- Your instructions -
Revise the Peconut Crisp entry, starting with "Alright, I’ll confess" and going on through "peanut and coconut.", and replace "perusing" with "browsing".

::: Extract

Candy of the Day - Peconut Crisp

Alright, I’ll confess I chose Peconut Crisp as the candy of the day just because I stumbled across the ad while perusing old Rotarian magazines. The smaller ad comes from the August 1914 issue of The Rotarian and the larger ad comes from a January 1915 issue of the University Missourian. As with many turn-of-the-century candies, there are a lot of claims of “good food energy”, but not a hint of how the candy actually tasted. I’m assuming like peanut and coconut.

By the way, the fellow behind the desk with the coconut head and a body formed from peanuts is, prepare for the originality, is the Peconut Boy. I've got an aversion for anthropomorphic foods, they remind me of Douglas Adams' cow that wanted to be eaten.
Time has erased this candy from the face of the earth. Even a troll through Google doesn’t reveal its fate. Like so many small confectioners it’s gone to the big candy dish in the sky.

Saturday, October 19, 2013

Candy of the Day - Life Savers

In 1912 chocolatier Clarence Crane introduced Pep-O-Mint Life Savers as a candy capable of standing up to pre-air conditioning summers better than chocolate. As a mark of originality, he decided to put the now iconic hole in the middle of his mints. Since the mints resembled miniature life preservers, he coined the name Life Savers. Since then more than forty flavors of Life Savers have been created.

I remember the mini fruit flavored Savers being a Halloween favorite, though I have to admit I tend to crunch them. The ad is from a 1947 issue of Life Magazine.

Friday, October 18, 2013

The Sunshine Belt to the Orient

With the bleak weather of winter bringing the first cold rains to town this week and the remnant of a heck of a cold still playing havoc with my system, I thought I'd kick off a new winter enterprise. The winter months have always been the favorite time to head for the tropics or, if nothing else, at least get out of town for a bit of rest and relaxation so I thought this year I'd air a few travel ads. The sort of stuff a fellow without means, a real George Bailey, would hang on the walls of his drafty house to take his mind off the leaky roof, old windows, and pressures of his job. So here we go, whirl-wind tripping around the world with nothing but a trunk and a dream as our passport.

We start off on the Sunshine Belt Route from aboard one of the Pacific Mail Steamship Company's steamers. Pacific Mail was founded in 1848 by a group of New York business men who had won a contract to transport mail from Panama to California from the US government. The California gold rush ushered in an era of profitability for the company and Pacific Mail played a key role in the growth of San Francisco.

In 1867 Pacific Mail began the country's first trans-Pacific steamship service between San Francisco, Hong Kong, Yokohama, and Shanghai. In 1925 Robert Dollar of the Dollar Steamship Company purchased Pacific Mail and, after Dollar was bailed out by the US government in 1938 the line became little more than an entity on paper. In 1949, after little more than a century of service, Pacific Mail Steamship Company went out of existence.

::::::
::: Data extract

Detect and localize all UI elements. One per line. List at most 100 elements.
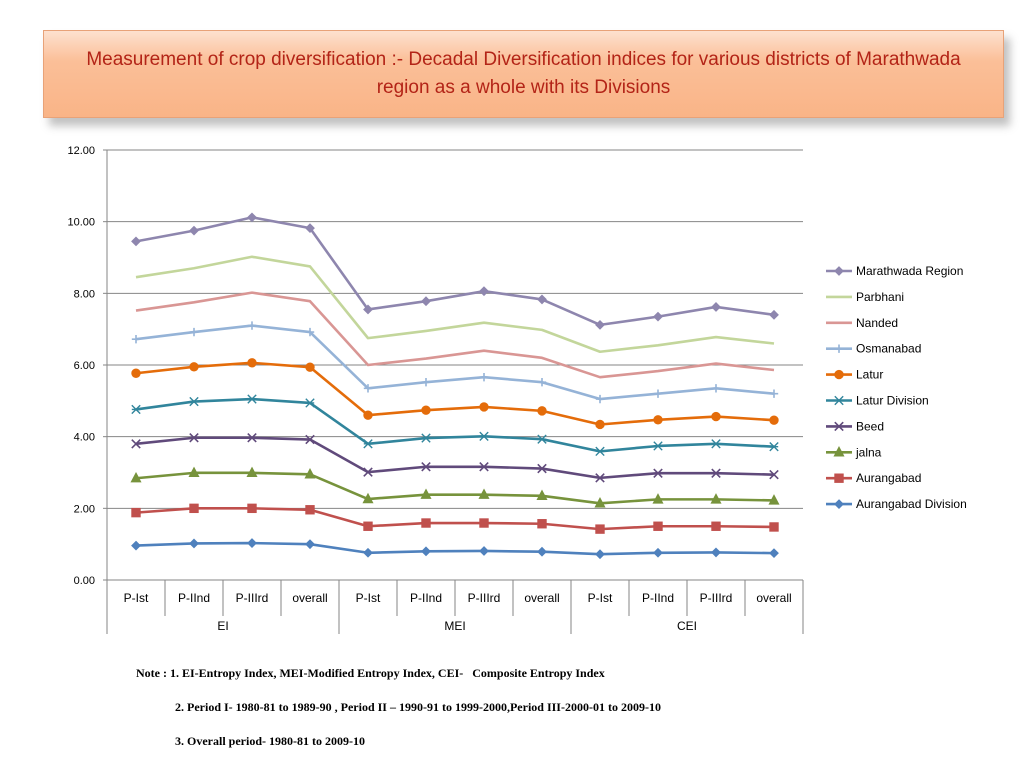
data-point	[769, 469, 779, 480]
data-point	[189, 225, 199, 236]
series-line	[135, 324, 775, 401]
data-point	[305, 398, 315, 408]
data-point	[479, 546, 489, 556]
data-point	[595, 319, 605, 330]
data-point	[305, 223, 315, 234]
data-point	[710, 493, 722, 504]
legend-item: Aurangabad Division	[826, 497, 967, 511]
data-point	[769, 309, 779, 320]
data-point	[479, 518, 489, 528]
legend-item: Nanded	[826, 316, 898, 330]
legend-marker	[834, 395, 844, 406]
note-line-1: Note : 1. EI-Entropy Index, MEI-Modified…	[136, 666, 605, 680]
legend-label: Osmanabad	[856, 342, 921, 356]
data-point	[130, 471, 142, 483]
series-nanded	[135, 291, 775, 379]
legend-item: Beed	[826, 419, 884, 433]
legend-label: Beed	[856, 419, 884, 433]
x-tick-label: P-Ist	[124, 591, 149, 605]
series-line	[135, 291, 775, 379]
data-point	[247, 321, 257, 330]
data-point	[305, 362, 315, 372]
data-point	[305, 327, 315, 337]
data-point	[711, 411, 721, 422]
data-point	[189, 396, 199, 407]
data-point	[653, 521, 663, 531]
data-point	[421, 518, 431, 528]
data-point	[363, 304, 373, 315]
data-point	[653, 389, 663, 398]
y-tick-label: 6.00	[74, 360, 95, 372]
data-point	[131, 540, 141, 551]
series-latur-division	[131, 394, 779, 457]
legend-marker	[834, 369, 844, 380]
data-point	[653, 468, 663, 478]
data-point	[711, 521, 721, 531]
data-point	[421, 296, 431, 307]
legend-marker	[834, 266, 844, 276]
series-jalna	[130, 466, 780, 508]
data-point	[247, 212, 257, 223]
x-tick-label: P-IInd	[642, 591, 674, 605]
data-point	[421, 433, 431, 443]
data-point	[711, 439, 721, 449]
legend-item: Parbhani	[826, 290, 904, 304]
legend-marker	[834, 499, 844, 510]
data-point	[189, 432, 199, 443]
data-point	[363, 410, 373, 420]
x-tick-label: P-Ist	[356, 591, 381, 605]
x-tick-label: P-IIIrd	[468, 591, 501, 605]
data-point	[479, 402, 489, 412]
data-point	[769, 522, 779, 532]
data-point	[537, 434, 547, 444]
data-point	[653, 311, 663, 322]
data-point	[189, 503, 199, 514]
data-point	[653, 547, 663, 558]
note-line-3: 3. Overall period- 1980-81 to 2009-10	[175, 734, 365, 748]
data-point	[711, 384, 721, 393]
data-point	[595, 549, 605, 560]
data-point	[652, 493, 664, 504]
data-point	[536, 489, 548, 500]
legend-item: jalna	[826, 445, 882, 459]
data-point	[595, 419, 605, 430]
data-point	[479, 431, 489, 442]
data-point	[246, 466, 258, 478]
data-point	[421, 462, 431, 472]
data-point	[363, 384, 373, 393]
series-beed	[131, 432, 779, 483]
data-point	[362, 492, 374, 504]
legend-label: Latur	[856, 368, 883, 382]
data-point	[594, 497, 606, 508]
data-point	[131, 507, 141, 518]
data-point	[653, 441, 663, 451]
line-chart: 0.00 2.00 4.00 6.00 8.00 10.00 12.00 P-Ist P-IIn…	[67, 145, 967, 634]
legend-label: Aurangabad	[856, 471, 921, 485]
data-point	[711, 468, 721, 478]
y-tick-label: 12.00	[67, 145, 95, 157]
note-line-2: 2. Period I- 1980-81 to 1989-90 , Period…	[175, 700, 661, 714]
y-tick-label: 4.00	[74, 432, 95, 444]
x-tick-label: P-IInd	[178, 591, 210, 605]
y-tick-label: 0.00	[74, 575, 95, 587]
data-point	[595, 446, 605, 457]
data-point	[769, 415, 779, 425]
y-tick-label: 8.00	[74, 288, 95, 300]
data-point	[711, 302, 721, 312]
data-point	[478, 488, 490, 499]
legend-item: Osmanabad	[826, 342, 921, 356]
legend-item: Latur	[826, 368, 883, 382]
series-osmanabad	[131, 321, 779, 404]
legend-label: Nanded	[856, 316, 898, 330]
data-point	[653, 415, 663, 425]
data-point	[595, 394, 605, 404]
data-point	[305, 505, 315, 515]
legend-item: Marathwada Region	[826, 264, 963, 278]
data-point	[537, 406, 547, 416]
legend-label: Aurangabad Division	[856, 497, 967, 511]
data-point	[769, 389, 779, 398]
x-group-label: MEI	[444, 619, 465, 633]
data-point	[363, 547, 373, 558]
x-tick-label: P-Ist	[588, 591, 613, 605]
y-tick-label: 2.00	[74, 503, 95, 515]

::::::

- Complete response -
Alright, I’ll confess I chose Peconut Crisp as the candy of the day just because I stumbled across the ad while browsing old Rotarian magazines. The smaller ad comes from the August 1914 issue of The Rotarian and the larger ad comes from a January 1915 issue of the University Missourian. As with many turn-of-the-century candies, there are a lot of claims of “good food energy”, but not a hint of how the candy actually tasted. I’m assuming like peanut and coconut.